> _TEXT SECTION_
________________________
Reputation: 2572
I ran a job in a SLURM cluster, and for a while, the job was running just fine. The last time I used the queue command squeue
it reported:
JOBID PARTITION NAME USER ST TIME NODES NODELIST(REASON)
2394852 serial_re CombineP user_1 R 22:29 1 bigcluster112
However, I just checked it and it now says:
JOBID PARTITION NAME USER ST TIME NODES NODELIST(REASON)
2394852 serial_re CombineP user_1 PD 0:00 1 (Priority)
and I got an email saying the job has been "PREEMPTED". I searched online and it says that when there is a high priority job, the low priority one will stop while the high priority one runs. This is on a shared university cluster. I didn't run any other jobs. Does this mean someone else just ran a job that now put mine into a low priority one? How does one set or beat that priority? Thanks!
________________________
> _DATASET EXTRACT_
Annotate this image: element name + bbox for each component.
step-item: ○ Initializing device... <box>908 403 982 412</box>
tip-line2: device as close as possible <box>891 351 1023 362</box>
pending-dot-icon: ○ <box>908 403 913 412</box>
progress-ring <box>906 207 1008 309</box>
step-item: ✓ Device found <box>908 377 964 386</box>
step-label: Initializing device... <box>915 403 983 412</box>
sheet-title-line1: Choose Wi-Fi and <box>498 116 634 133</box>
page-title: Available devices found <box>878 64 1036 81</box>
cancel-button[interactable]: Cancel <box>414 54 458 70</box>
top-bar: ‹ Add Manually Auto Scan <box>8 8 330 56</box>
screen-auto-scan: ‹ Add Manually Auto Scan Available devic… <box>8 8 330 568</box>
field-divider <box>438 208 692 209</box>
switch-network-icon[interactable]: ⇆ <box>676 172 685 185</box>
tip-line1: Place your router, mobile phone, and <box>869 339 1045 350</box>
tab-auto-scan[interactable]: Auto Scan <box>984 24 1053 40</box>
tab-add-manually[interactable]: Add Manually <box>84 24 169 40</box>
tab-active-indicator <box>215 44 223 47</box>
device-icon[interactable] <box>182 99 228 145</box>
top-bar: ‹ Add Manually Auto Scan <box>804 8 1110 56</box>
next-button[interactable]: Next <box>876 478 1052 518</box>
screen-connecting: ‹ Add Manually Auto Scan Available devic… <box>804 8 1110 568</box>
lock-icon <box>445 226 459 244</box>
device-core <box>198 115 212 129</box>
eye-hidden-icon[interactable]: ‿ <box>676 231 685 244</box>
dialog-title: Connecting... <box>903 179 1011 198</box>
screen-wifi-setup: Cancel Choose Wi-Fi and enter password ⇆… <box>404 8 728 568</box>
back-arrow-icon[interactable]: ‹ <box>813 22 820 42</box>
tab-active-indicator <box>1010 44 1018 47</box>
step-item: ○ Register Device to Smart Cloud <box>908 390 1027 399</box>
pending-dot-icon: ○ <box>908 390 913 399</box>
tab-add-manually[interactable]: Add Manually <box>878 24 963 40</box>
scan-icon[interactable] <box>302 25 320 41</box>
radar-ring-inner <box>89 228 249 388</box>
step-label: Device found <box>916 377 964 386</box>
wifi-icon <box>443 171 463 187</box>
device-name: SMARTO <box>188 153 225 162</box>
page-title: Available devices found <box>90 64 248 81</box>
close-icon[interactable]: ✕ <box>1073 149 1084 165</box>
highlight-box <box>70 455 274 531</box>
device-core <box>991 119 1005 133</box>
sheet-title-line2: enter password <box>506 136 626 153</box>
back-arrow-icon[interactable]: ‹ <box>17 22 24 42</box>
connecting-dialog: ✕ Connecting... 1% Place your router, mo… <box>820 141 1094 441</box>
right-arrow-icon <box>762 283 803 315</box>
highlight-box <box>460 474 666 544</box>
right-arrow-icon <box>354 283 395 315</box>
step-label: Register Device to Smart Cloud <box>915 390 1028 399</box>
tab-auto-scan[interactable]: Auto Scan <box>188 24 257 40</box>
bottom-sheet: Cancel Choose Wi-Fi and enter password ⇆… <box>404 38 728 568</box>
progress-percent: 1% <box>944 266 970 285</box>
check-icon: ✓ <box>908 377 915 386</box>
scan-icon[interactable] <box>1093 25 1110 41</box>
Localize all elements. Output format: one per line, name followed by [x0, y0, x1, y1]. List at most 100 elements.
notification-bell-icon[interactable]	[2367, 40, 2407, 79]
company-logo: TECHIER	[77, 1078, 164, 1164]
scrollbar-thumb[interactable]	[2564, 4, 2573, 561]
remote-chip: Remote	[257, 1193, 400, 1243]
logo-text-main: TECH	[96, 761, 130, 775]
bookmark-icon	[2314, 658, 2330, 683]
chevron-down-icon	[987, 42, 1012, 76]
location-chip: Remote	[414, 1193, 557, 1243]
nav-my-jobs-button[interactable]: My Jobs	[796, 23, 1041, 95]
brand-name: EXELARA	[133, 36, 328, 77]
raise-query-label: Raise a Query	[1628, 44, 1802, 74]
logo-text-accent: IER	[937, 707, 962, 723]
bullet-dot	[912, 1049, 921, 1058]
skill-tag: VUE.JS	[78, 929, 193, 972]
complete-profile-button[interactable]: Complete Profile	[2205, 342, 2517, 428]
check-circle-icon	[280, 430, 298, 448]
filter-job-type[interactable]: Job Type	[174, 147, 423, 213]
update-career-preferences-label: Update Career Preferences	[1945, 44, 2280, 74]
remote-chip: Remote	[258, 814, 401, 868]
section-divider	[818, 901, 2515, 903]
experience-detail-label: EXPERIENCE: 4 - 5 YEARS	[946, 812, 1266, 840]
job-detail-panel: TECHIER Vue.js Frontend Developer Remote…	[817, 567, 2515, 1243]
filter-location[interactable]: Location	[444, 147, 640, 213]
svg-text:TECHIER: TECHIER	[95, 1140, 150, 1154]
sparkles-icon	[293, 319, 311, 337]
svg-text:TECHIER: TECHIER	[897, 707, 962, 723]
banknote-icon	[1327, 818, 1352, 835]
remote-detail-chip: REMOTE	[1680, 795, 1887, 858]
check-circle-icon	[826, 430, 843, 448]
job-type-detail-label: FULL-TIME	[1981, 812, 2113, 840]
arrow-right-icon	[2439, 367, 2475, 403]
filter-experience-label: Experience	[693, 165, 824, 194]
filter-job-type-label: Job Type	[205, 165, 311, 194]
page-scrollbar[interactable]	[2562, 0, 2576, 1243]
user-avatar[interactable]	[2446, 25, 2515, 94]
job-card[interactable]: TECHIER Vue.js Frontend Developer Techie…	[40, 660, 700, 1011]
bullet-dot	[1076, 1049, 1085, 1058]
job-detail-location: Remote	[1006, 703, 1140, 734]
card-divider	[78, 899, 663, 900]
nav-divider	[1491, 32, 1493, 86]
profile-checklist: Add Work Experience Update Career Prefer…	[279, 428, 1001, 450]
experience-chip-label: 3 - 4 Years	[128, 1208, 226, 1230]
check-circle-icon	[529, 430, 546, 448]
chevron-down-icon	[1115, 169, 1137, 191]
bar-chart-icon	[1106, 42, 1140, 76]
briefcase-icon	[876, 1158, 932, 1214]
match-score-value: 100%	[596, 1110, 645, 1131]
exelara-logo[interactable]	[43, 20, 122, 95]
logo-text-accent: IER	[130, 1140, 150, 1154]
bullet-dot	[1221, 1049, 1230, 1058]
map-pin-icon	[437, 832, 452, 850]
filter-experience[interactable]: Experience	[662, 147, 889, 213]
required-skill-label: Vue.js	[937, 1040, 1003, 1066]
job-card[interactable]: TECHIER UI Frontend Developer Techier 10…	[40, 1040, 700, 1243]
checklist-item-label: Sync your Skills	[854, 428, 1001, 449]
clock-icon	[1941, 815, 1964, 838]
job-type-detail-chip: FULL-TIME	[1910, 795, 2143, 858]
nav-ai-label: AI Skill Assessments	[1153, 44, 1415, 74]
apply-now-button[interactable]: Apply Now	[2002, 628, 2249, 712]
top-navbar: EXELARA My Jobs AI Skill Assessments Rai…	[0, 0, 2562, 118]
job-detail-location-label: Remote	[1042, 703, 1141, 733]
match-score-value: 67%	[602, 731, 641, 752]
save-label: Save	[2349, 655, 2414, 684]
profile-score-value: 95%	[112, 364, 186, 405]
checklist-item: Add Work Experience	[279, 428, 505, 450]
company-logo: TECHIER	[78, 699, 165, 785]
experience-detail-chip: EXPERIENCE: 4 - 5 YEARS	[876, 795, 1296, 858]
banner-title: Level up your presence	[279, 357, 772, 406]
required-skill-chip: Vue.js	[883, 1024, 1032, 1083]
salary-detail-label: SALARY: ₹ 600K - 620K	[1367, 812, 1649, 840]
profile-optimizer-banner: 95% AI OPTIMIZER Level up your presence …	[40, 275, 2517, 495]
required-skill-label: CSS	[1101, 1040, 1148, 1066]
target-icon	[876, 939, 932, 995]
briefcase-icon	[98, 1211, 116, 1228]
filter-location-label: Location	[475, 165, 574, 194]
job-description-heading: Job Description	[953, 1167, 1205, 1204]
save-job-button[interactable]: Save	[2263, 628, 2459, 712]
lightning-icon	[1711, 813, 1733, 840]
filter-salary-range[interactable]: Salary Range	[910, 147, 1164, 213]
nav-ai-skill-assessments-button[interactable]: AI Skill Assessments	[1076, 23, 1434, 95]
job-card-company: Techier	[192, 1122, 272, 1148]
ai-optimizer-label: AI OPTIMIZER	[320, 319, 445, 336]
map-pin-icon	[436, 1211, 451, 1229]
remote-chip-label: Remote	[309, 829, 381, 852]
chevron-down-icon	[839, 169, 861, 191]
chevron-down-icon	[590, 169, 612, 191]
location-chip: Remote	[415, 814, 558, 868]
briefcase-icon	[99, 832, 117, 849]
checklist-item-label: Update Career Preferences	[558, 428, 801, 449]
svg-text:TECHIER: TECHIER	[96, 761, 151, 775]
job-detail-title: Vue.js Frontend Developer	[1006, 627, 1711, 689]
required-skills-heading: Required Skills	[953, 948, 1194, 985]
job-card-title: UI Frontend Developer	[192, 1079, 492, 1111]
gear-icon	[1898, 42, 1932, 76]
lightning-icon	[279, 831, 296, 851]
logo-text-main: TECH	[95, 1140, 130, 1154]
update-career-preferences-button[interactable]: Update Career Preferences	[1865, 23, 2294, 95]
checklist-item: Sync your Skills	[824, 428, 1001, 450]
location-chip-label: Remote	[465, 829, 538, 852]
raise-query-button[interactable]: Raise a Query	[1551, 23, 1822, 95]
________________________
> _CHALLENGE 1_
Write out the rows again word for word, starting at the first row and ending at the row that contains "pending-dot-icon: ○ <box>908 403".
> _CHALLENGE 2_
Carry on the forum post about the preempted SLURM job from the point where it stops.
The SLURM post and the rows are two unrelated pieces of material.

> _RIGHT ANSWER 1_
Annotate this image: element name + bbox for each component.
step-item: ○ Initializing device... <box>908 403 982 412</box>
tip-line2: device as close as possible <box>891 351 1023 362</box>
pending-dot-icon: ○ <box>908 403 913 412</box>

> _RIGHT ANSWER 2_
Upvotes: 3
Views: 5435
Reputation: 59260
Yes someone submitted a job with a higher priority, or with a QOS that has preemption rights over other QOSes, or to a partition that has preemption rights over other partitions.
Look for the word 'Preempt' in the output of scontrol show config
, scontrol show partitions
and sacctmgr list qos
for more information.
To know how the priority is computed, have a look a the output of scontrol show config | grep Priority
and look for the corresponding keywords in the slurm.conf manpage.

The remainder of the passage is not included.